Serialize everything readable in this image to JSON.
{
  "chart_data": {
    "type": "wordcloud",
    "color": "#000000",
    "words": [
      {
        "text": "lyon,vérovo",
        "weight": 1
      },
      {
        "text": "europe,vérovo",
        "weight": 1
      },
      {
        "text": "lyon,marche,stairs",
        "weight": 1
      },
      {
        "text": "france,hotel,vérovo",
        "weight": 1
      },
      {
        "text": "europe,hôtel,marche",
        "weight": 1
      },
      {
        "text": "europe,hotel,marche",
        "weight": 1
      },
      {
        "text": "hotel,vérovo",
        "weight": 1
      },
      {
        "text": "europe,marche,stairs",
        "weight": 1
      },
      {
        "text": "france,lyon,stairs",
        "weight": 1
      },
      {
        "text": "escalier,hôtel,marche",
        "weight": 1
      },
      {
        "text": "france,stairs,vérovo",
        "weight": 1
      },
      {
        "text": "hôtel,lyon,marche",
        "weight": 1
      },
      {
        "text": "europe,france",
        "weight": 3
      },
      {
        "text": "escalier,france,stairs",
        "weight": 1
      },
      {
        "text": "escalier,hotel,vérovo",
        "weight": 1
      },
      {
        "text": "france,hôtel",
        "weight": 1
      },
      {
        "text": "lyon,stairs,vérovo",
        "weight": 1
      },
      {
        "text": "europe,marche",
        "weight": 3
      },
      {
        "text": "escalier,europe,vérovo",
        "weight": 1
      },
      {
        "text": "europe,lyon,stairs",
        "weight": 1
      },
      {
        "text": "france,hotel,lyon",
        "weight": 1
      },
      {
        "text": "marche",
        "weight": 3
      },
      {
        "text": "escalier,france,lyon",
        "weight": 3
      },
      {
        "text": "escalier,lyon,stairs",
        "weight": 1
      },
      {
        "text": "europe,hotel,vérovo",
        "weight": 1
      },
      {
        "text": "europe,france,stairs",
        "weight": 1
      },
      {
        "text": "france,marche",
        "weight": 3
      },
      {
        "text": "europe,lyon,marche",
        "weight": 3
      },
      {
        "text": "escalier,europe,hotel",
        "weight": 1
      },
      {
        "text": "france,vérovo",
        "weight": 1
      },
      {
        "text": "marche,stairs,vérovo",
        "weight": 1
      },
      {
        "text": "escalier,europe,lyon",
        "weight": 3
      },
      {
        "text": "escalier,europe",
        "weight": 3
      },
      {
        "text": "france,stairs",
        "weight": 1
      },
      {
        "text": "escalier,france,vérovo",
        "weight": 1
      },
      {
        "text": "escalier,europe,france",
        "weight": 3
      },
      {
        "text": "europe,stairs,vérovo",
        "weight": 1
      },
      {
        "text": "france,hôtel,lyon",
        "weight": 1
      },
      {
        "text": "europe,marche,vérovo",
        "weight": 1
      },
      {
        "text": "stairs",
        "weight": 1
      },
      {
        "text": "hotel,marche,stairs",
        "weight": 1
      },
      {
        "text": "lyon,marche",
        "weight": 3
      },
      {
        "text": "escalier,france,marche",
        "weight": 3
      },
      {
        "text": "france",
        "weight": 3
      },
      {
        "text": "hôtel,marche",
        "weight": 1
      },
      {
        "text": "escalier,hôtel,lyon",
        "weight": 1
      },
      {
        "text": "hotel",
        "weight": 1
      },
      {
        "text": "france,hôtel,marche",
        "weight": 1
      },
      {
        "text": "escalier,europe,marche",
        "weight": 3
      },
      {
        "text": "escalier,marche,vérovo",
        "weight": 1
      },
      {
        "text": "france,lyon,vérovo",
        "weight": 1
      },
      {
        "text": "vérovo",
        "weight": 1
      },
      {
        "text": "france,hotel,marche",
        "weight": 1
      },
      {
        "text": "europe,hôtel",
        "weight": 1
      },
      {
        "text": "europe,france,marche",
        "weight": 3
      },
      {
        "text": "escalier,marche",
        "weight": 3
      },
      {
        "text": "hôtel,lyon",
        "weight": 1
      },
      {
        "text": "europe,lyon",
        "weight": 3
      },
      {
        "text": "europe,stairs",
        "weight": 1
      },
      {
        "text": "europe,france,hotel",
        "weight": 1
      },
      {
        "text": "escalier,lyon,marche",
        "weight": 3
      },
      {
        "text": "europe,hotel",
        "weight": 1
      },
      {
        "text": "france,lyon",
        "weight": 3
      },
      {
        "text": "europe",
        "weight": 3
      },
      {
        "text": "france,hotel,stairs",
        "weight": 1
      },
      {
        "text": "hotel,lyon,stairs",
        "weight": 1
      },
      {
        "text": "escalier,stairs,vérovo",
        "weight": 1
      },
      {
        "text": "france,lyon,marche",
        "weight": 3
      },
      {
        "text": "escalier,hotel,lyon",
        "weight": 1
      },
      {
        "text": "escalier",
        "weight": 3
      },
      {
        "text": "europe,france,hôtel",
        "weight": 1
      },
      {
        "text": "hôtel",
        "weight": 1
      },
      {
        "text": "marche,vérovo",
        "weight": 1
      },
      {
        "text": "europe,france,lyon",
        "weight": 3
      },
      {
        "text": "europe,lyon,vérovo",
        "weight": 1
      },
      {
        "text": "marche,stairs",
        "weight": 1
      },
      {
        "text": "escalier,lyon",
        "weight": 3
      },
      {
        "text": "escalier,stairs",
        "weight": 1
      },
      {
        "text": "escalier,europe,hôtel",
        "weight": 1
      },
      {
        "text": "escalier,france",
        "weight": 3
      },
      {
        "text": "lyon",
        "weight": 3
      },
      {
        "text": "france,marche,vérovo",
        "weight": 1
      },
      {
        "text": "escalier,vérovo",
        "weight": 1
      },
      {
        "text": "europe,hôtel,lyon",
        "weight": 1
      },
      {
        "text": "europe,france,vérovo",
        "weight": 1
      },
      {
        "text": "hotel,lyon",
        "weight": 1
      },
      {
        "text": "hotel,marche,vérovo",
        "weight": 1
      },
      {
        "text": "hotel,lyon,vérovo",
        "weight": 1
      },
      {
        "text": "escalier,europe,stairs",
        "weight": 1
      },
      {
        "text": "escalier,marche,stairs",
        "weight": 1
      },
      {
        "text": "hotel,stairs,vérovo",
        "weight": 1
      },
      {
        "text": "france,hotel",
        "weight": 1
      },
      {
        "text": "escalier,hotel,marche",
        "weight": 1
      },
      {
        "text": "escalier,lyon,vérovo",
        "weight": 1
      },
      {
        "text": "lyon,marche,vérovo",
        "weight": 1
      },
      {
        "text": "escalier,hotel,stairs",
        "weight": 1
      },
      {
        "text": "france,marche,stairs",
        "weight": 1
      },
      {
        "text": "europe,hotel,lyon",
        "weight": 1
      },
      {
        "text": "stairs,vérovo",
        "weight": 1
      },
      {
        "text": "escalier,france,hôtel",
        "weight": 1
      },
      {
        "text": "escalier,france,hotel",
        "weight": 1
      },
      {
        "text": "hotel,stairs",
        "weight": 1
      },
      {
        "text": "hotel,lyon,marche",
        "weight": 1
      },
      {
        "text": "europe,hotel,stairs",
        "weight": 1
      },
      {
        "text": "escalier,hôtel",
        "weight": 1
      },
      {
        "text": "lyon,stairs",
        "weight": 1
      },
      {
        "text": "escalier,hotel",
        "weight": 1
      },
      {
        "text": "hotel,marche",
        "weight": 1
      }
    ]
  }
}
****************
▸ Exercise objective
Give the material above again, word for word.

▸ Solution for this task
Serialize everything readable in this image to JSON.
{
  "chart_data": {
    "type": "wordcloud",
    "color": "#000000",
    "words": [
      {
        "text": "lyon,vérovo",
        "weight": 1
      },
      {
        "text": "europe,vérovo",
        "weight": 1
      },
      {
        "text": "lyon,marche,stairs",
        "weight": 1
      },
      {
        "text": "france,hotel,vérovo",
        "weight": 1
      },
      {
        "text": "europe,hôtel,marche",
        "weight": 1
      },
      {
        "text": "europe,hotel,marche",
        "weight": 1
      },
      {
        "text": "hotel,vérovo",
        "weight": 1
      },
      {
        "text": "europe,marche,stairs",
        "weight": 1
      },
      {
        "text": "france,lyon,stairs",
        "weight": 1
      },
      {
        "text": "escalier,hôtel,marche",
        "weight": 1
      },
      {
        "text": "france,stairs,vérovo",
        "weight": 1
      },
      {
        "text": "hôtel,lyon,marche",
        "weight": 1
      },
      {
        "text": "europe,france",
        "weight": 3
      },
      {
        "text": "escalier,france,stairs",
        "weight": 1
      },
      {
        "text": "escalier,hotel,vérovo",
        "weight": 1
      },
      {
        "text": "france,hôtel",
        "weight": 1
      },
      {
        "text": "lyon,stairs,vérovo",
        "weight": 1
      },
      {
        "text": "europe,marche",
        "weight": 3
      },
      {
        "text": "escalier,europe,vérovo",
        "weight": 1
      },
      {
        "text": "europe,lyon,stairs",
        "weight": 1
      },
      {
        "text": "france,hotel,lyon",
        "weight": 1
      },
      {
        "text": "marche",
        "weight": 3
      },
      {
        "text": "escalier,france,lyon",
        "weight": 3
      },
      {
        "text": "escalier,lyon,stairs",
        "weight": 1
      },
      {
        "text": "europe,hotel,vérovo",
        "weight": 1
      },
      {
        "text": "europe,france,stairs",
        "weight": 1
      },
      {
        "text": "france,marche",
        "weight": 3
      },
      {
        "text": "europe,lyon,marche",
        "weight": 3
      },
      {
        "text": "escalier,europe,hotel",
        "weight": 1
      },
      {
        "text": "france,vérovo",
        "weight": 1
      },
      {
        "text": "marche,stairs,vérovo",
        "weight": 1
      },
      {
        "text": "escalier,europe,lyon",
        "weight": 3
      },
      {
        "text": "escalier,europe",
        "weight": 3
      },
      {
        "text": "france,stairs",
        "weight": 1
      },
      {
        "text": "escalier,france,vérovo",
        "weight": 1
      },
      {
        "text": "escalier,europe,france",
        "weight": 3
      },
      {
        "text": "europe,stairs,vérovo",
        "weight": 1
      },
      {
        "text": "france,hôtel,lyon",
        "weight": 1
      },
      {
        "text": "europe,marche,vérovo",
        "weight": 1
      },
      {
        "text": "stairs",
        "weight": 1
      },
      {
        "text": "hotel,marche,stairs",
        "weight": 1
      },
      {
        "text": "lyon,marche",
        "weight": 3
      },
      {
        "text": "escalier,france,marche",
        "weight": 3
      },
      {
        "text": "france",
        "weight": 3
      },
      {
        "text": "hôtel,marche",
        "weight": 1
      },
      {
        "text": "escalier,hôtel,lyon",
        "weight": 1
      },
      {
        "text": "hotel",
        "weight": 1
      },
      {
        "text": "france,hôtel,marche",
        "weight": 1
      },
      {
        "text": "escalier,europe,marche",
        "weight": 3
      },
      {
        "text": "escalier,marche,vérovo",
        "weight": 1
      },
      {
        "text": "france,lyon,vérovo",
        "weight": 1
      },
      {
        "text": "vérovo",
        "weight": 1
      },
      {
        "text": "france,hotel,marche",
        "weight": 1
      },
      {
        "text": "europe,hôtel",
        "weight": 1
      },
      {
        "text": "europe,france,marche",
        "weight": 3
      },
      {
        "text": "escalier,marche",
        "weight": 3
      },
      {
        "text": "hôtel,lyon",
        "weight": 1
      },
      {
        "text": "europe,lyon",
        "weight": 3
      },
      {
        "text": "europe,stairs",
        "weight": 1
      },
      {
        "text": "europe,france,hotel",
        "weight": 1
      },
      {
        "text": "escalier,lyon,marche",
        "weight": 3
      },
      {
        "text": "europe,hotel",
        "weight": 1
      },
      {
        "text": "france,lyon",
        "weight": 3
      },
      {
        "text": "europe",
        "weight": 3
      },
      {
        "text": "france,hotel,stairs",
        "weight": 1
      },
      {
        "text": "hotel,lyon,stairs",
        "weight": 1
      },
      {
        "text": "escalier,stairs,vérovo",
        "weight": 1
      },
      {
        "text": "france,lyon,marche",
        "weight": 3
      },
      {
        "text": "escalier,hotel,lyon",
        "weight": 1
      },
      {
        "text": "escalier",
        "weight": 3
      },
      {
        "text": "europe,france,hôtel",
        "weight": 1
      },
      {
        "text": "hôtel",
        "weight": 1
      },
      {
        "text": "marche,vérovo",
        "weight": 1
      },
      {
        "text": "europe,france,lyon",
        "weight": 3
      },
      {
        "text": "europe,lyon,vérovo",
        "weight": 1
      },
      {
        "text": "marche,stairs",
        "weight": 1
      },
      {
        "text": "escalier,lyon",
        "weight": 3
      },
      {
        "text": "escalier,stairs",
        "weight": 1
      },
      {
        "text": "escalier,europe,hôtel",
        "weight": 1
      },
      {
        "text": "escalier,france",
        "weight": 3
      },
      {
        "text": "lyon",
        "weight": 3
      },
      {
        "text": "france,marche,vérovo",
        "weight": 1
      },
      {
        "text": "escalier,vérovo",
        "weight": 1
      },
      {
        "text": "europe,hôtel,lyon",
        "weight": 1
      },
      {
        "text": "europe,france,vérovo",
        "weight": 1
      },
      {
        "text": "hotel,lyon",
        "weight": 1
      },
      {
        "text": "hotel,marche,vérovo",
        "weight": 1
      },
      {
        "text": "hotel,lyon,vérovo",
        "weight": 1
      },
      {
        "text": "escalier,europe,stairs",
        "weight": 1
      },
      {
        "text": "escalier,marche,stairs",
        "weight": 1
      },
      {
        "text": "hotel,stairs,vérovo",
        "weight": 1
      },
      {
        "text": "france,hotel",
        "weight": 1
      },
      {
        "text": "escalier,hotel,marche",
        "weight": 1
      },
      {
        "text": "escalier,lyon,vérovo",
        "weight": 1
      },
      {
        "text": "lyon,marche,vérovo",
        "weight": 1
      },
      {
        "text": "escalier,hotel,stairs",
        "weight": 1
      },
      {
        "text": "france,marche,stairs",
        "weight": 1
      },
      {
        "text": "europe,hotel,lyon",
        "weight": 1
      },
      {
        "text": "stairs,vérovo",
        "weight": 1
      },
      {
        "text": "escalier,france,hôtel",
        "weight": 1
      },
      {
        "text": "escalier,france,hotel",
        "weight": 1
      },
      {
        "text": "hotel,stairs",
        "weight": 1
      },
      {
        "text": "hotel,lyon,marche",
        "weight": 1
      },
      {
        "text": "europe,hotel,stairs",
        "weight": 1
      },
      {
        "text": "escalier,hôtel",
        "weight": 1
      },
      {
        "text": "lyon,stairs",
        "weight": 1
      },
      {
        "text": "escalier,hotel",
        "weight": 1
      },
      {
        "text": "hotel,marche",
        "weight": 1
      }
    ]
  }
}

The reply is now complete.